— start of Extracted information —

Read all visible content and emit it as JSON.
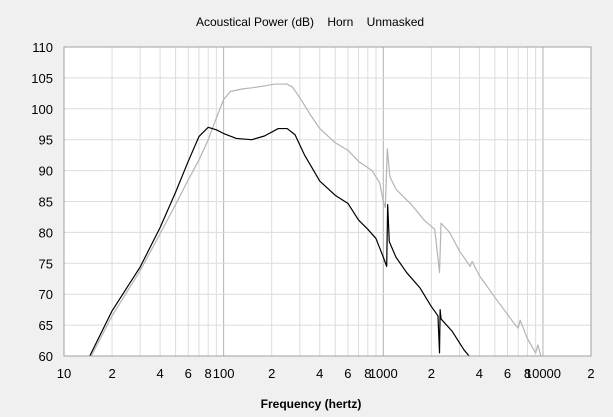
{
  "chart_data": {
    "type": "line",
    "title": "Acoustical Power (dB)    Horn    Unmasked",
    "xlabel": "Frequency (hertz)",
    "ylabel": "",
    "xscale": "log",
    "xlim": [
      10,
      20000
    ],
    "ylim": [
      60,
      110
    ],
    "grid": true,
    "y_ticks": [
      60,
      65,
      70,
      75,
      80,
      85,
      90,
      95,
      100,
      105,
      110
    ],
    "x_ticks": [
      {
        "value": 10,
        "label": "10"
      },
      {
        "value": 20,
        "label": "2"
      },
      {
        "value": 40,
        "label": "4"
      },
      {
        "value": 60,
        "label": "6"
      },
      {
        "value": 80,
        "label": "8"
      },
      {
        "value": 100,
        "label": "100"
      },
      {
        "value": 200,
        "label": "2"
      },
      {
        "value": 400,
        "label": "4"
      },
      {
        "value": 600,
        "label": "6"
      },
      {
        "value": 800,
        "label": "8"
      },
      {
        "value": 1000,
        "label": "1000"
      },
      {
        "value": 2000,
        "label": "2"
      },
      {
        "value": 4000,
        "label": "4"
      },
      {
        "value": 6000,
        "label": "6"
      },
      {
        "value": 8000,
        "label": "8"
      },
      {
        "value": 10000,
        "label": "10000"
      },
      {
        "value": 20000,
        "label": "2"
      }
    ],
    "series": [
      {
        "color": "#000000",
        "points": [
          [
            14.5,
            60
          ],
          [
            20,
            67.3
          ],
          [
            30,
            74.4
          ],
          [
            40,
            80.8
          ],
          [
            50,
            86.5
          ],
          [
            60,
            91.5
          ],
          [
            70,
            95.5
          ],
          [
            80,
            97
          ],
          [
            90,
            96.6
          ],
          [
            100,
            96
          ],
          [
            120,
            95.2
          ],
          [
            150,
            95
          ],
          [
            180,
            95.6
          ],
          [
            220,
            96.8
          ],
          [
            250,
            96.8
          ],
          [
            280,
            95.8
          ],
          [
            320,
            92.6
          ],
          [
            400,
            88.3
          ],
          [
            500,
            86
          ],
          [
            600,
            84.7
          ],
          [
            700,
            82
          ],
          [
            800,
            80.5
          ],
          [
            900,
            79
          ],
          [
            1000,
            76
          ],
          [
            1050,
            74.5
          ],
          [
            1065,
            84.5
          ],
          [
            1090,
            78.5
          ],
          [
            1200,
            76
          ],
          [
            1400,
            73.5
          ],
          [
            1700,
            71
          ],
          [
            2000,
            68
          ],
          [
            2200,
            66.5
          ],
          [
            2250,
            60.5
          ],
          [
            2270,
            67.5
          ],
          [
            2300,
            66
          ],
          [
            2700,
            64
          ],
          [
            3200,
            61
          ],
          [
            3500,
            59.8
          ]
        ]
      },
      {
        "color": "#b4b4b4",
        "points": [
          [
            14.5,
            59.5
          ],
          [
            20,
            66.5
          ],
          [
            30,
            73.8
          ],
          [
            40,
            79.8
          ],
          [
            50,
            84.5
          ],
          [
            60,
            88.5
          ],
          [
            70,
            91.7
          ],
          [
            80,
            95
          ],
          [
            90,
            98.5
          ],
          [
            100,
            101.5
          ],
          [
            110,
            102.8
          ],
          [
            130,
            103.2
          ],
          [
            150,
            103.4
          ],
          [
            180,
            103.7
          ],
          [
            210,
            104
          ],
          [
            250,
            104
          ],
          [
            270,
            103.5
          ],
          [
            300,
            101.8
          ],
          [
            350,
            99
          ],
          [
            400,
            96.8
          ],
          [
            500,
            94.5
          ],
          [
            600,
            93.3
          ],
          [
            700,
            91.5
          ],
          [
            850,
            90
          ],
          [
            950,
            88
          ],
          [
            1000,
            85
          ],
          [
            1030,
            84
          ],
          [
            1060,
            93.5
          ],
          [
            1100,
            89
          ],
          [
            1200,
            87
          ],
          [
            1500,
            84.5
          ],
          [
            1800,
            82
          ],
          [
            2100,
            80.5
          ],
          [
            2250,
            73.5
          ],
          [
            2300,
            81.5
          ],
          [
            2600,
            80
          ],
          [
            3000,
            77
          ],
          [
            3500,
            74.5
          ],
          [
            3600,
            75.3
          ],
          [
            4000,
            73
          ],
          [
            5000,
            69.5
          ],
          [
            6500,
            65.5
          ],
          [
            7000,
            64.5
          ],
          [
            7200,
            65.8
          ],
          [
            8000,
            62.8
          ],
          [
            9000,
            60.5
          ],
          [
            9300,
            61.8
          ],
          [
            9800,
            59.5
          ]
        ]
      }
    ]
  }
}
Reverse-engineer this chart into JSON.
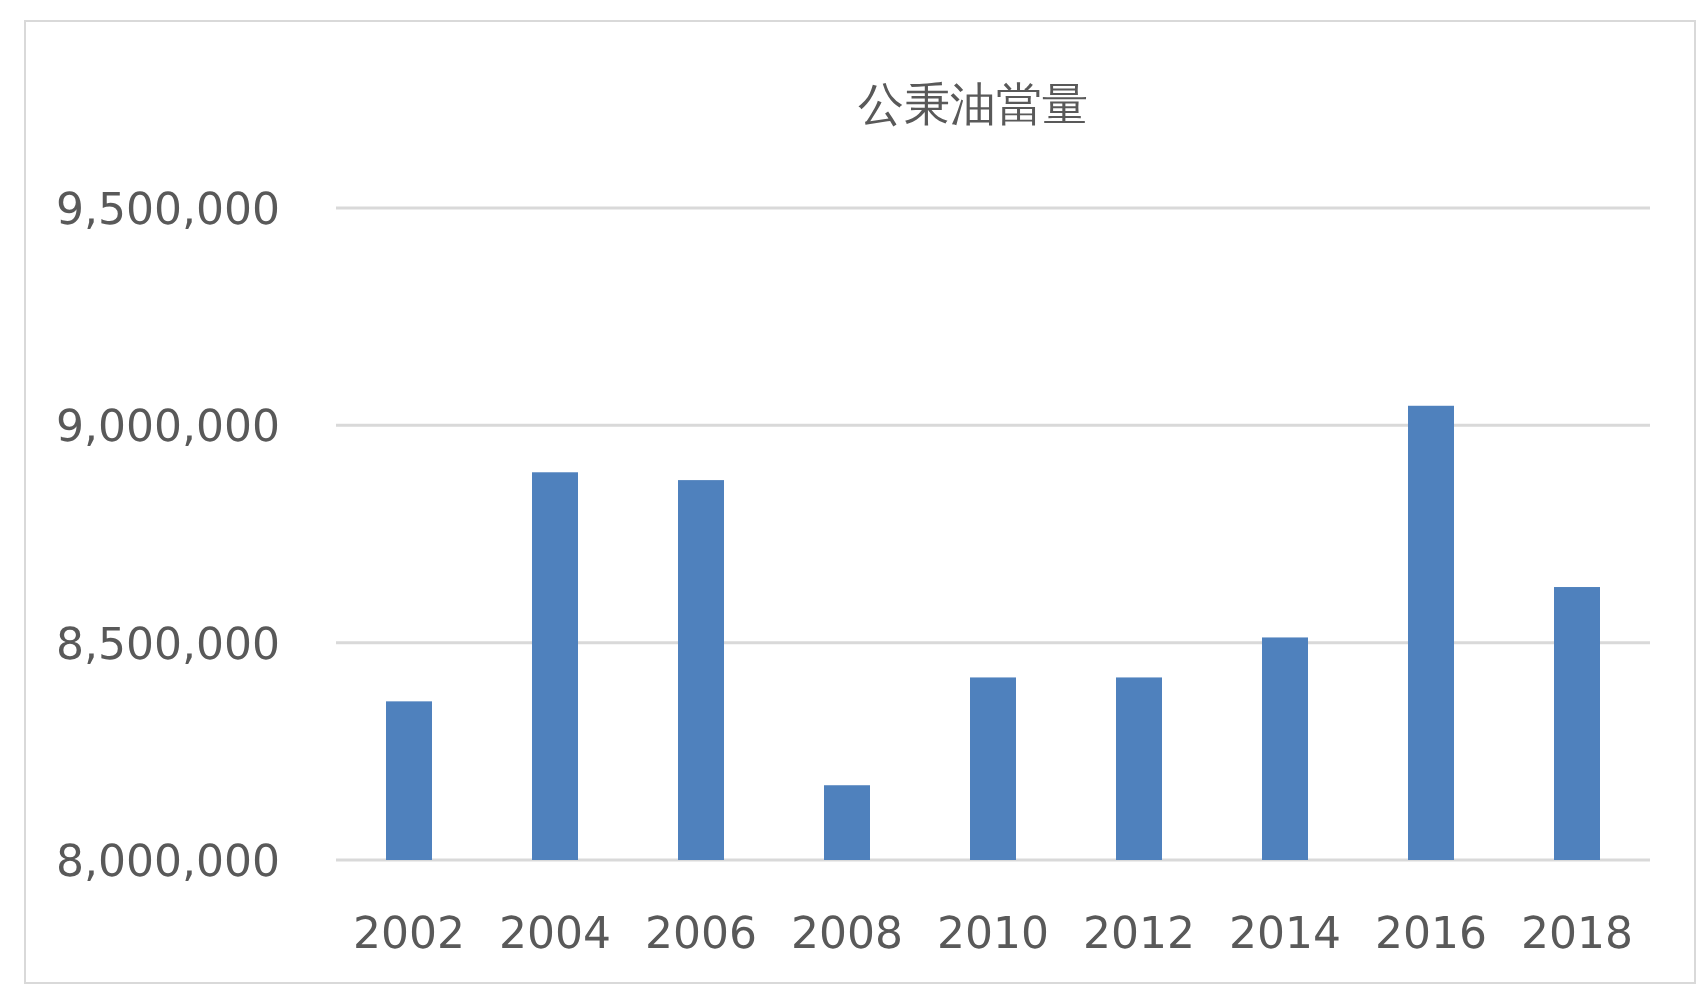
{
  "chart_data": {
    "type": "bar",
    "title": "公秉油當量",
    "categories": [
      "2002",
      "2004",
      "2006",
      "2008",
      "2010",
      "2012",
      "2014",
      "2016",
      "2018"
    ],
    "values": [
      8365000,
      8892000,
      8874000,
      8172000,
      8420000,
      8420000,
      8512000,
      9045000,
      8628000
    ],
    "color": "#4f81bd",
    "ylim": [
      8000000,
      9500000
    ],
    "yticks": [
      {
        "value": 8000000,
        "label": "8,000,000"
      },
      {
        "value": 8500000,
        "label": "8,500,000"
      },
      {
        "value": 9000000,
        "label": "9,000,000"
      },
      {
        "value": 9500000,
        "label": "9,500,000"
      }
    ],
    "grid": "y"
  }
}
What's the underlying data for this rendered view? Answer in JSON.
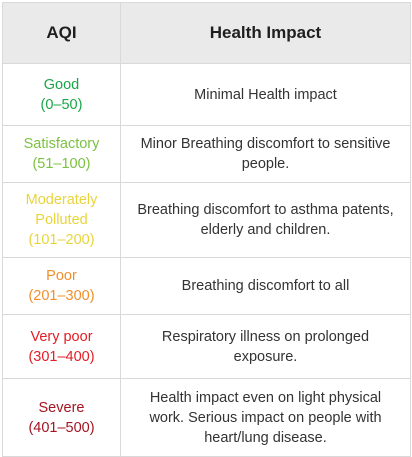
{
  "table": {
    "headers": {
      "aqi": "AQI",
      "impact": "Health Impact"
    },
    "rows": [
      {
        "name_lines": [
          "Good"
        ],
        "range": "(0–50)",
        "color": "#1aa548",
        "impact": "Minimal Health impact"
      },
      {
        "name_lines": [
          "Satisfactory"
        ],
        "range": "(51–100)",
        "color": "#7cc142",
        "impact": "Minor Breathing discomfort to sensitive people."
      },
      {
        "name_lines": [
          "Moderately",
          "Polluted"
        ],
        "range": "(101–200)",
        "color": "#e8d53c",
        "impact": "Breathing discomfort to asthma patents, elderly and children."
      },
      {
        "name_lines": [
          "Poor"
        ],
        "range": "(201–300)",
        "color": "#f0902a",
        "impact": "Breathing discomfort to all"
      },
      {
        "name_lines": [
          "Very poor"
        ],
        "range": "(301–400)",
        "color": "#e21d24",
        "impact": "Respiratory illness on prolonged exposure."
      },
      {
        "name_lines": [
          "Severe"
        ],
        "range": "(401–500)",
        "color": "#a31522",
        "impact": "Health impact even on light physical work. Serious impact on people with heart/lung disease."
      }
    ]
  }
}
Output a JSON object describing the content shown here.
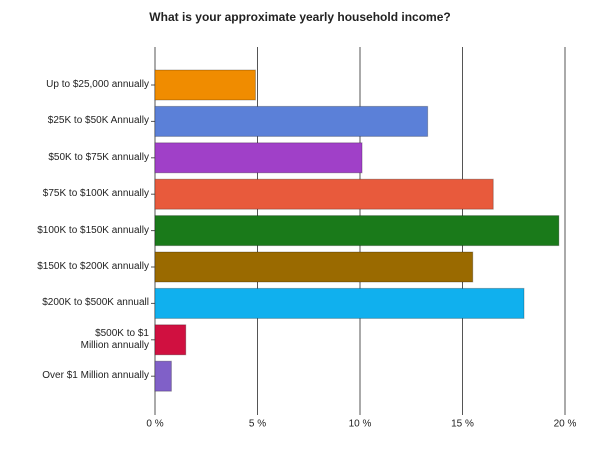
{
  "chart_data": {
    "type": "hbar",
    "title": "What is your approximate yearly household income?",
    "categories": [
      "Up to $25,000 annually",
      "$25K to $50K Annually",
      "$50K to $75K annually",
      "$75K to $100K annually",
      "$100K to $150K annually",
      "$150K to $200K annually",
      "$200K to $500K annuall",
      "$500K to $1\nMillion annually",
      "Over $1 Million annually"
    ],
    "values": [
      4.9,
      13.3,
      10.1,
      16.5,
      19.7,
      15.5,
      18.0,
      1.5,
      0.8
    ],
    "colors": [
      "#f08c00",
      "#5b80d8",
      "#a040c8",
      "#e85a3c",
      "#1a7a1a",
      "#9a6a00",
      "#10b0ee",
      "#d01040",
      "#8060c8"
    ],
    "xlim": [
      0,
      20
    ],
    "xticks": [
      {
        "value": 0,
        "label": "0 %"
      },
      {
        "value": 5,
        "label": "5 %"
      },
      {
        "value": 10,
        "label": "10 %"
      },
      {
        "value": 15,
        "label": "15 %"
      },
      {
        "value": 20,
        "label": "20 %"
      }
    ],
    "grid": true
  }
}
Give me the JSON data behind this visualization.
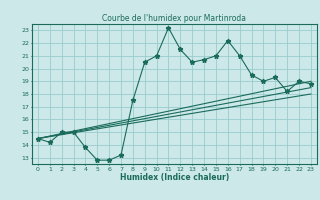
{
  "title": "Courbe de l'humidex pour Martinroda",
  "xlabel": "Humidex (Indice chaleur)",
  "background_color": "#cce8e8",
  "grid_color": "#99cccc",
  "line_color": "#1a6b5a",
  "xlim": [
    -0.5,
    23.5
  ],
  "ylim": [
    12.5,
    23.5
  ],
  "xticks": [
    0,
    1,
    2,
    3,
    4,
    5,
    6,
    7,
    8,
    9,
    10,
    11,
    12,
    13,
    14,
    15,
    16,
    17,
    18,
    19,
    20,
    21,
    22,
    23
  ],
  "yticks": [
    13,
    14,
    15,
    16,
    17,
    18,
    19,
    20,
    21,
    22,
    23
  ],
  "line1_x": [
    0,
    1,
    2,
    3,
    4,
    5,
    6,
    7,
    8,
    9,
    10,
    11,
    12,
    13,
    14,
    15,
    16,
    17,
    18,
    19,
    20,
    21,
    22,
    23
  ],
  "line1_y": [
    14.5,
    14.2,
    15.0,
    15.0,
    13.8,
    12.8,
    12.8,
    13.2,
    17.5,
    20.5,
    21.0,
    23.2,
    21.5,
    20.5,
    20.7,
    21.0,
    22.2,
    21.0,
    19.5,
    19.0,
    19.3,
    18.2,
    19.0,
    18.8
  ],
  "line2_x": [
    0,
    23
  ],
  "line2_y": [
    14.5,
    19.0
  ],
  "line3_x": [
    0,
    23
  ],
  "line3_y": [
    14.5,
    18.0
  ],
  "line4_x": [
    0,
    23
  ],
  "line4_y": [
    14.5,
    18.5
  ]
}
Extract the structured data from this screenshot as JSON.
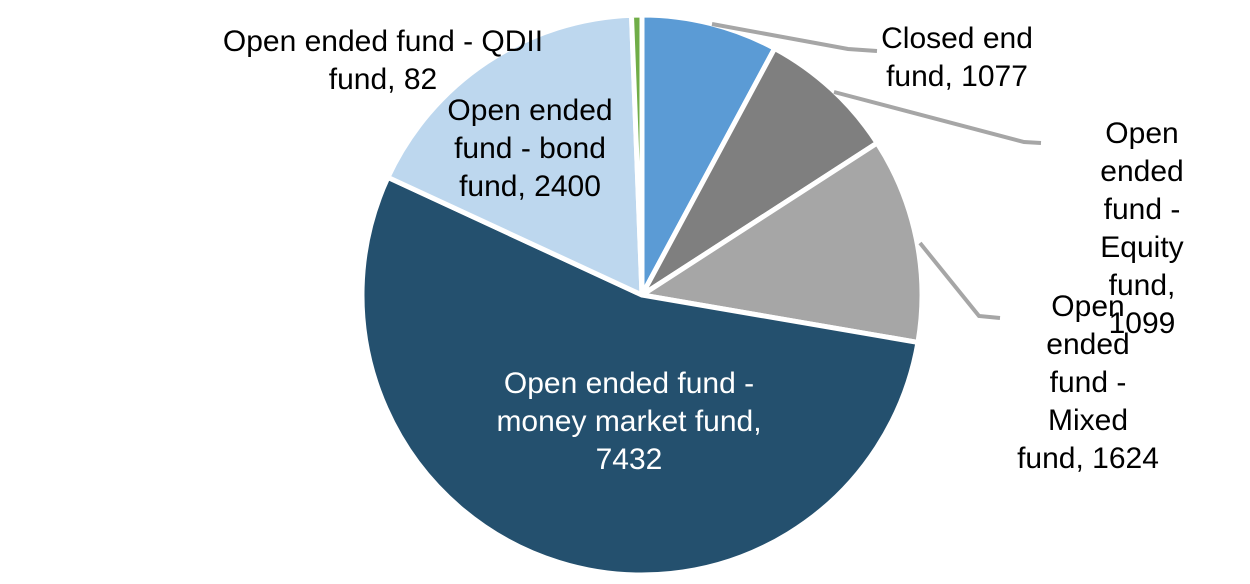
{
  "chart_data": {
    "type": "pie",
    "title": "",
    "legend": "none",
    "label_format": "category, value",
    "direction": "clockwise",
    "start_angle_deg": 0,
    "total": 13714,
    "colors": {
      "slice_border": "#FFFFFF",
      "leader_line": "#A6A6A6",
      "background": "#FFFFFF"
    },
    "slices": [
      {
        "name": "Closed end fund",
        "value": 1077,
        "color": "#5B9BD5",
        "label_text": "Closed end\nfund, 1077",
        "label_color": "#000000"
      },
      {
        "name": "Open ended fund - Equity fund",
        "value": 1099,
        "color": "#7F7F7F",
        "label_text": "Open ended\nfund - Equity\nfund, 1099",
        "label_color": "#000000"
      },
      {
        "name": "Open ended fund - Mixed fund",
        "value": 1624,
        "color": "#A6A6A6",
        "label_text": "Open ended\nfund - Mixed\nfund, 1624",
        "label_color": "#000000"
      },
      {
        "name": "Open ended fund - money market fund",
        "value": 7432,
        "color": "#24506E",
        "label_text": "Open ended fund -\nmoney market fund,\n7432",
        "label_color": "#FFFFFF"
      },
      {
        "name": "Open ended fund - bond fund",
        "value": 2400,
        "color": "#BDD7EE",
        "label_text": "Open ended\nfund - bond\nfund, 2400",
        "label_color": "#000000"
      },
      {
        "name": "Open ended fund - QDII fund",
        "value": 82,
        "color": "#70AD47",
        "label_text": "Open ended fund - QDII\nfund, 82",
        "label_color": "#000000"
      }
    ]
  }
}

— end of Extracted information —

Task brief |
Return every line in the listing that contains the word "Breathing".

Answer to the problem |
        "impact": "Minor Breathing discomfort to sensitive people."
        "impact": "Breathing discomfort to asthma patents, elderly and children."
        "impact": "Breathing discomfort to all"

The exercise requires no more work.